STATED GOAL
Pictures do not belong in your copy. Repeat all the other data exactly.

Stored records
--
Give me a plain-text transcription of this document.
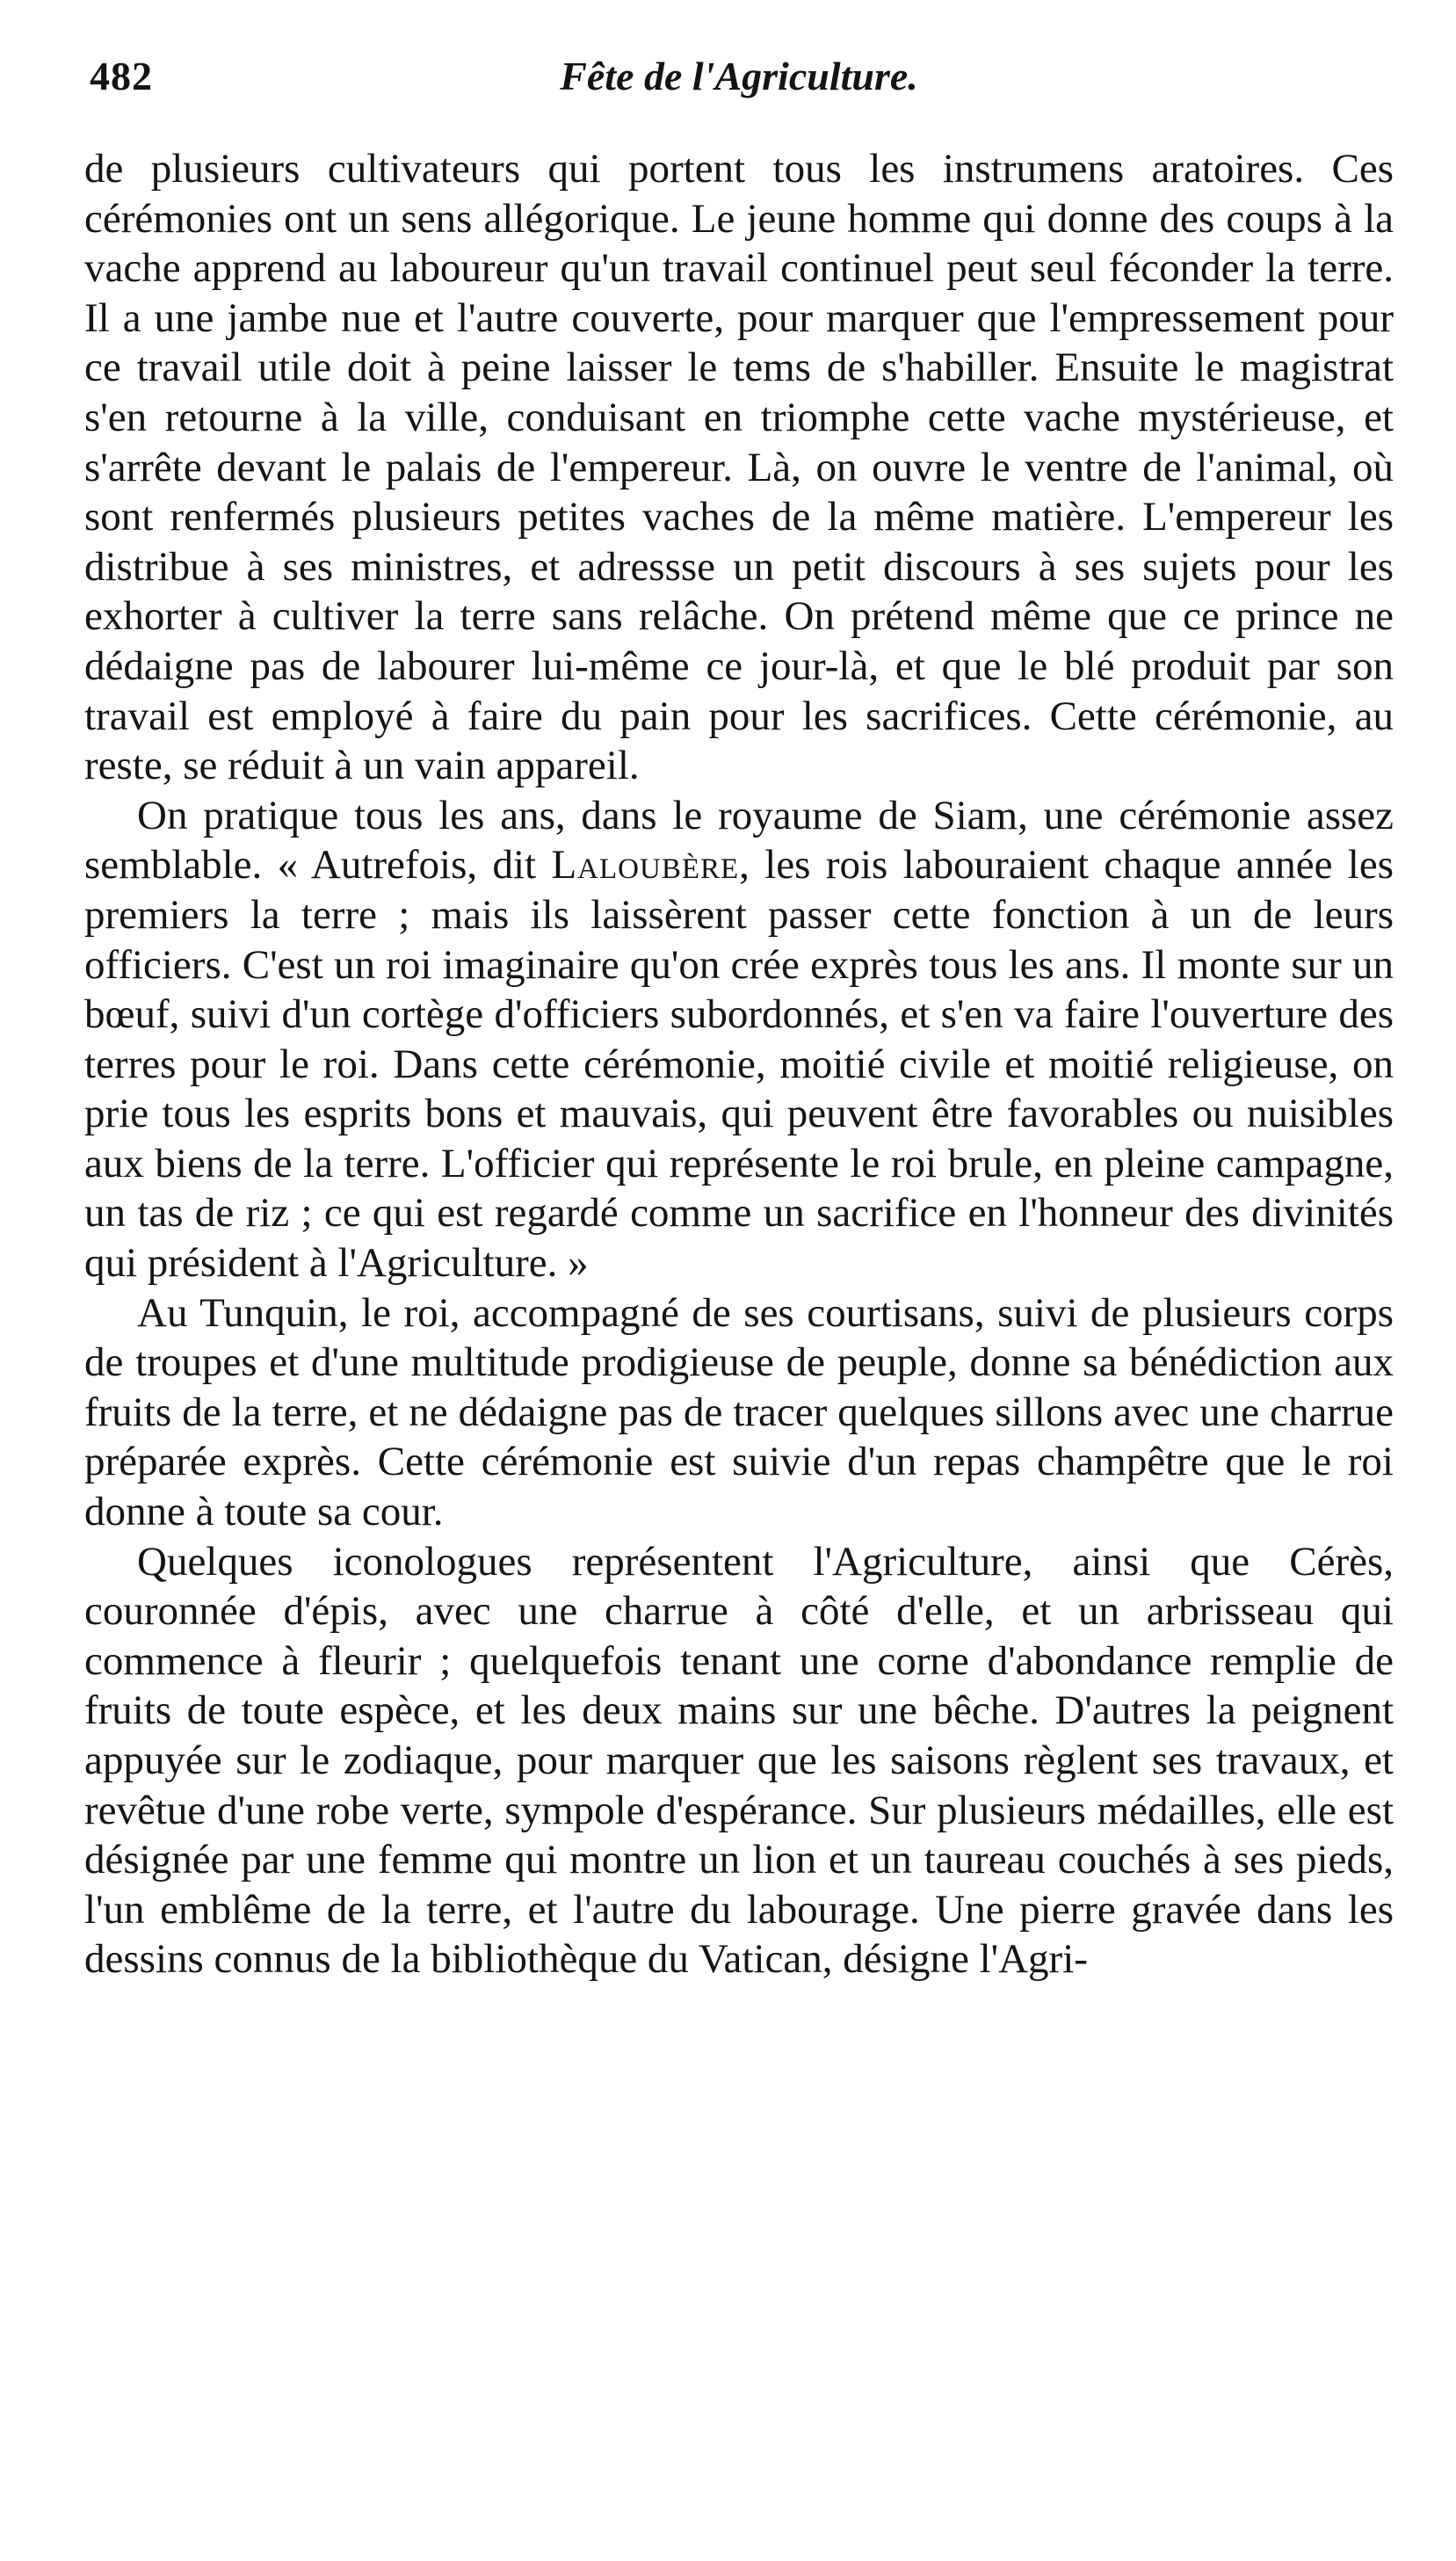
482	Fête de l'Agriculture.

de plusieurs cultivateurs qui portent tous les instrumens aratoires. Ces cérémonies ont un sens allégorique. Le jeune homme qui donne des coups à la vache apprend au laboureur qu'un travail continuel peut seul féconder la terre. Il a une jambe nue et l'autre couverte, pour marquer que l'empressement pour ce travail utile doit à peine laisser le tems de s'habiller. Ensuite le magistrat s'en retourne à la ville, conduisant en triomphe cette vache mystérieuse, et s'arrête devant le palais de l'empereur. Là, on ouvre le ventre de l'animal, où sont renfermés plusieurs petites vaches de la même matière. L'empereur les distribue à ses ministres, et adressse un petit discours à ses sujets pour les exhorter à cultiver la terre sans relâche. On prétend même que ce prince ne dédaigne pas de labourer lui-même ce jour-là, et que le blé produit par son travail est employé à faire du pain pour les sacrifices. Cette cérémonie, au reste, se réduit à un vain appareil.

On pratique tous les ans, dans le royaume de Siam, une cérémonie assez semblable. « Autrefois, dit Laloubère, les rois labouraient chaque année les premiers la terre ; mais ils laissèrent passer cette fonction à un de leurs officiers. C'est un roi imaginaire qu'on crée exprès tous les ans. Il monte sur un bœuf, suivi d'un cortège d'officiers subordonnés, et s'en va faire l'ouverture des terres pour le roi. Dans cette cérémonie, moitié civile et moitié religieuse, on prie tous les esprits bons et mauvais, qui peuvent être favorables ou nuisibles aux biens de la terre. L'officier qui représente le roi brule, en pleine campagne, un tas de riz ; ce qui est regardé comme un sacrifice en l'honneur des divinités qui président à l'Agriculture. »

Au Tunquin, le roi, accompagné de ses courtisans, suivi de plusieurs corps de troupes et d'une multitude prodigieuse de peuple, donne sa bénédiction aux fruits de la terre, et ne dédaigne pas de tracer quelques sillons avec une charrue préparée exprès. Cette cérémonie est suivie d'un repas champêtre que le roi donne à toute sa cour.

Quelques iconologues représentent l'Agriculture, ainsi que Cérès, couronnée d'épis, avec une charrue à côté d'elle, et un arbrisseau qui commence à fleurir ; quelquefois tenant une corne d'abondance remplie de fruits de toute espèce, et les deux mains sur une bêche. D'autres la peignent appuyée sur le zodiaque, pour marquer que les saisons règlent ses travaux, et revêtue d'une robe verte, sympole d'espérance. Sur plusieurs médailles, elle est désignée par une femme qui montre un lion et un taureau couchés à ses pieds, l'un emblême de la terre, et l'autre du labourage. Une pierre gravée dans les dessins connus de la bibliothèque du Vatican, désigne l'Agri-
--
TASK ANSWER
Give me a plain-text transcription of this document.
482	Fête de l'Agriculture.

de plusieurs cultivateurs qui portent tous les instrumens aratoires. Ces cérémonies ont un sens allégorique. Le jeune homme qui donne des coups à la vache apprend au laboureur qu'un travail continuel peut seul féconder la terre. Il a une jambe nue et l'autre couverte, pour marquer que l'empressement pour ce travail utile doit à peine laisser le tems de s'habiller. Ensuite le magistrat s'en retourne à la ville, conduisant en triomphe cette vache mystérieuse, et s'arrête devant le palais de l'empereur. Là, on ouvre le ventre de l'animal, où sont renfermés plusieurs petites vaches de la même matière. L'empereur les distribue à ses ministres, et adressse un petit discours à ses sujets pour les exhorter à cultiver la terre sans relâche. On prétend même que ce prince ne dédaigne pas de labourer lui-même ce jour-là, et que le blé produit par son travail est employé à faire du pain pour les sacrifices. Cette cérémonie, au reste, se réduit à un vain appareil.

On pratique tous les ans, dans le royaume de Siam, une cérémonie assez semblable. « Autrefois, dit Laloubère, les rois labouraient chaque année les premiers la terre ; mais ils laissèrent passer cette fonction à un de leurs officiers. C'est un roi imaginaire qu'on crée exprès tous les ans. Il monte sur un bœuf, suivi d'un cortège d'officiers subordonnés, et s'en va faire l'ouverture des terres pour le roi. Dans cette cérémonie, moitié civile et moitié religieuse, on prie tous les esprits bons et mauvais, qui peuvent être favorables ou nuisibles aux biens de la terre. L'officier qui représente le roi brule, en pleine campagne, un tas de riz ; ce qui est regardé comme un sacrifice en l'honneur des divinités qui président à l'Agriculture. »

Au Tunquin, le roi, accompagné de ses courtisans, suivi de plusieurs corps de troupes et d'une multitude prodigieuse de peuple, donne sa bénédiction aux fruits de la terre, et ne dédaigne pas de tracer quelques sillons avec une charrue préparée exprès. Cette cérémonie est suivie d'un repas champêtre que le roi donne à toute sa cour.

Quelques iconologues représentent l'Agriculture, ainsi que Cérès, couronnée d'épis, avec une charrue à côté d'elle, et un arbrisseau qui commence à fleurir ; quelquefois tenant une corne d'abondance remplie de fruits de toute espèce, et les deux mains sur une bêche. D'autres la peignent appuyée sur le zodiaque, pour marquer que les saisons règlent ses travaux, et revêtue d'une robe verte, sympole d'espérance. Sur plusieurs médailles, elle est désignée par une femme qui montre un lion et un taureau couchés à ses pieds, l'un emblême de la terre, et l'autre du labourage. Une pierre gravée dans les dessins connus de la bibliothèque du Vatican, désigne l'Agri-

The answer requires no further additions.